=== WRITTEN EXERCISE ===
Filter the records below down to lines containing "JSON".

Data excerpts:
-- -- --
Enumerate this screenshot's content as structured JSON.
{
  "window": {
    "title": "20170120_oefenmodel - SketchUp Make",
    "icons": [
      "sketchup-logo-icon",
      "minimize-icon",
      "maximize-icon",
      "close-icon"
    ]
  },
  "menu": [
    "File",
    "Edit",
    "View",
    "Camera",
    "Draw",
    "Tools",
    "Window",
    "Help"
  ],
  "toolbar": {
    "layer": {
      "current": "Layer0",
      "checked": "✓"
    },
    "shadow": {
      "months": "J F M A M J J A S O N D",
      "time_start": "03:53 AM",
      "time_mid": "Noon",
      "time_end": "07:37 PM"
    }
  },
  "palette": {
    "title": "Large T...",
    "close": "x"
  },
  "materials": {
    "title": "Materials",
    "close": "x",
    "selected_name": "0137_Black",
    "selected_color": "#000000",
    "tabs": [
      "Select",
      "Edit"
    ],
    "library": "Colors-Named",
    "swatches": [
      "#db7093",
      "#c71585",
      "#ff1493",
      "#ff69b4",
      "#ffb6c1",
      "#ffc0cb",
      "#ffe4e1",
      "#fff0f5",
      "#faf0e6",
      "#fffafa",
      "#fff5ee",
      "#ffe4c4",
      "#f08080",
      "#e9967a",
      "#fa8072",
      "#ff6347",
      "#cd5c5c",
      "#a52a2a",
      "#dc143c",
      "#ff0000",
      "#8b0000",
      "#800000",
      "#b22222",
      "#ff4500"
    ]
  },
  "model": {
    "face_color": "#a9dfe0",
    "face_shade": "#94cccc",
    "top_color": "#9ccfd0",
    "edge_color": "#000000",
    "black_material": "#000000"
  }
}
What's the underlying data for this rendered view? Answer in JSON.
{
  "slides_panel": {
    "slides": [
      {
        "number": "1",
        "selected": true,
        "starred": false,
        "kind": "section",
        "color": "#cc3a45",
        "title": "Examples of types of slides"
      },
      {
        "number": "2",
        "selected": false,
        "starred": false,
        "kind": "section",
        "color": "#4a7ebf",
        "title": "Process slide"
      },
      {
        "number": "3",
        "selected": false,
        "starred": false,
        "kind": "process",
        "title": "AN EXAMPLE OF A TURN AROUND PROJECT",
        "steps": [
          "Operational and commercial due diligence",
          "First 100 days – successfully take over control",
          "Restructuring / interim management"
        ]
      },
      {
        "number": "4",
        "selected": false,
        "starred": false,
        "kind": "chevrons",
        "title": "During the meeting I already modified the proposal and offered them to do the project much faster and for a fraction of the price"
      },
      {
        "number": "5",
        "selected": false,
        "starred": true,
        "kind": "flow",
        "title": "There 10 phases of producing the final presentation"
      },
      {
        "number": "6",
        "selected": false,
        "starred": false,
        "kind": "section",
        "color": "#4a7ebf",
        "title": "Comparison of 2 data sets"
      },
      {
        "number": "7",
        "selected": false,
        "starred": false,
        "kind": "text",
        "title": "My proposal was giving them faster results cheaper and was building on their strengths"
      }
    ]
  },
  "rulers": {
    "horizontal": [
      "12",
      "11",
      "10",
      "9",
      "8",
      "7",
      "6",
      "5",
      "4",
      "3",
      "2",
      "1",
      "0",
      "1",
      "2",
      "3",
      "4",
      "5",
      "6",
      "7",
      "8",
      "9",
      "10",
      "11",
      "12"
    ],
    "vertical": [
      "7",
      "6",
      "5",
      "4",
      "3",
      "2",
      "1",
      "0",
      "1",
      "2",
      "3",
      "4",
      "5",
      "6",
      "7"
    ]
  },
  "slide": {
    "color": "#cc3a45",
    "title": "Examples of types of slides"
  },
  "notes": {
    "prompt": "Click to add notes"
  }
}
-- -- --
=== TASK SOLUTION ===
Enumerate this screenshot's content as structured JSON.
What's the underlying data for this rendered view? Answer in JSON.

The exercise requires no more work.